:: Data in this exercise

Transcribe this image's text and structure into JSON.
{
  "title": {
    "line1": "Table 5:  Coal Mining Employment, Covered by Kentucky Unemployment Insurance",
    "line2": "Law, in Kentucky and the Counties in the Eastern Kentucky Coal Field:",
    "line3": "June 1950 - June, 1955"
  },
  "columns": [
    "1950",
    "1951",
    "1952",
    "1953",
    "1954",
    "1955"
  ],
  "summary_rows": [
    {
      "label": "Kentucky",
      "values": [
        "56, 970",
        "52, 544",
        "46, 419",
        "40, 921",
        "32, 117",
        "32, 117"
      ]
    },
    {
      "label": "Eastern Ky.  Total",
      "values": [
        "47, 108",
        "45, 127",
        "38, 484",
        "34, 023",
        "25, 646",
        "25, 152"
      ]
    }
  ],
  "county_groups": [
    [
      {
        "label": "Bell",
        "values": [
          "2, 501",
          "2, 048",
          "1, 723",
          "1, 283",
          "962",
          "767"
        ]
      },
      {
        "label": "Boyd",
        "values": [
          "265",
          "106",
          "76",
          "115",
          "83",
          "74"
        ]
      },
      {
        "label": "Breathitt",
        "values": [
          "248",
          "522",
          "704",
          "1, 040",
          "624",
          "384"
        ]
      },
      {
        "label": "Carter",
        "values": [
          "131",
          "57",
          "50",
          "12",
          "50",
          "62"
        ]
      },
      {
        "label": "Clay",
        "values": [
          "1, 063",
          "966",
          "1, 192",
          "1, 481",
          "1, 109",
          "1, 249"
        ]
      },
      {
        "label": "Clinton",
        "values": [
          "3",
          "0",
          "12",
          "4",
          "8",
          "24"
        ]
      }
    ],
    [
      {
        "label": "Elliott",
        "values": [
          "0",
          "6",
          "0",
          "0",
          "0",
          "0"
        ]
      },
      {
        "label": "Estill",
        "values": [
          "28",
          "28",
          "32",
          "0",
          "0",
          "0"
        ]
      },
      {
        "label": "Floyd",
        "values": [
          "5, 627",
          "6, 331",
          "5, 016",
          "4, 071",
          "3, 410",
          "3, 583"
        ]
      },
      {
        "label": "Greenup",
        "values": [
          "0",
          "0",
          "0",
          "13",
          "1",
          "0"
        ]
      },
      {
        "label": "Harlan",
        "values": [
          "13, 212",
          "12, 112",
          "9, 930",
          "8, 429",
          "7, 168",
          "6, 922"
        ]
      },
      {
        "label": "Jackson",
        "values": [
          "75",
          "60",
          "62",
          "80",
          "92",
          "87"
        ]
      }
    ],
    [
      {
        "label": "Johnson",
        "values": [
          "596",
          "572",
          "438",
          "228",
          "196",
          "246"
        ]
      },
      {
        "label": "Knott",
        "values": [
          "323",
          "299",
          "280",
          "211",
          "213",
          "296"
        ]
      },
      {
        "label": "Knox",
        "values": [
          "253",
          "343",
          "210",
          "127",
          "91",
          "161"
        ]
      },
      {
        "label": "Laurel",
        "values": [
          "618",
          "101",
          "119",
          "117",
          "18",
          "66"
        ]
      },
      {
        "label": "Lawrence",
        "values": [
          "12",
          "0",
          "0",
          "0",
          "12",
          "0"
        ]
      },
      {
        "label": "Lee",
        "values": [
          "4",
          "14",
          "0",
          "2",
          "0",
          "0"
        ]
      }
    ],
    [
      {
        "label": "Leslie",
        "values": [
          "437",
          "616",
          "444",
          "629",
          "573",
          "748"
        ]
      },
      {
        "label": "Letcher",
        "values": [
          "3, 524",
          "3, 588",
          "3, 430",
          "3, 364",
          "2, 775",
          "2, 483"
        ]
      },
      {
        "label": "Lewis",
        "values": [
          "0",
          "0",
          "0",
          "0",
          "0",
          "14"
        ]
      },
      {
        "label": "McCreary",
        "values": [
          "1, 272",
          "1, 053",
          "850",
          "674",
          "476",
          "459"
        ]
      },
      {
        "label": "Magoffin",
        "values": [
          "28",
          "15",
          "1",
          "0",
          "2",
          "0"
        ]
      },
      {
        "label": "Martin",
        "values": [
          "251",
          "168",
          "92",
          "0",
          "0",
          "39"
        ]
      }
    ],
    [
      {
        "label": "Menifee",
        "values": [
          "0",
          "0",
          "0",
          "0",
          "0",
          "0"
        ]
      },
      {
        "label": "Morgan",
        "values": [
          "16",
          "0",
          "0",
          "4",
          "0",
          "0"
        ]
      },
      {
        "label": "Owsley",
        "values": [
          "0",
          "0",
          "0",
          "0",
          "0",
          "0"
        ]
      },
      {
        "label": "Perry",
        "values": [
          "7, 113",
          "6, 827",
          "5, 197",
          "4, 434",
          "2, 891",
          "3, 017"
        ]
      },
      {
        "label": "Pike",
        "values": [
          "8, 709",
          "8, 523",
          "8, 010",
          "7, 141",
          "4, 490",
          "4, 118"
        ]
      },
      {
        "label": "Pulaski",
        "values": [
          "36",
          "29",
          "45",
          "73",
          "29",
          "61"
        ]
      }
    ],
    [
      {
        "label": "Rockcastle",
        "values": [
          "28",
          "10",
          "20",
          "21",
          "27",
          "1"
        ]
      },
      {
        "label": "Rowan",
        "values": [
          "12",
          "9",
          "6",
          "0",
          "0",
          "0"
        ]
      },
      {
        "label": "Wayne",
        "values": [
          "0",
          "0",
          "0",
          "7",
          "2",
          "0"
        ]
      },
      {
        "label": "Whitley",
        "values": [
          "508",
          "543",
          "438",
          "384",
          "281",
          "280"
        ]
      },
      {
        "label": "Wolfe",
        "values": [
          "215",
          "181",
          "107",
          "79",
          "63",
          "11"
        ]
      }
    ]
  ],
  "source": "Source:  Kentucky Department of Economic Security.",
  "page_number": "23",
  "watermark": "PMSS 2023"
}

::::

[What this task involves] Check each line of the data above for the word "Kentucky", then state how many lines have it. Give the number alone.

[Answer to the task] 4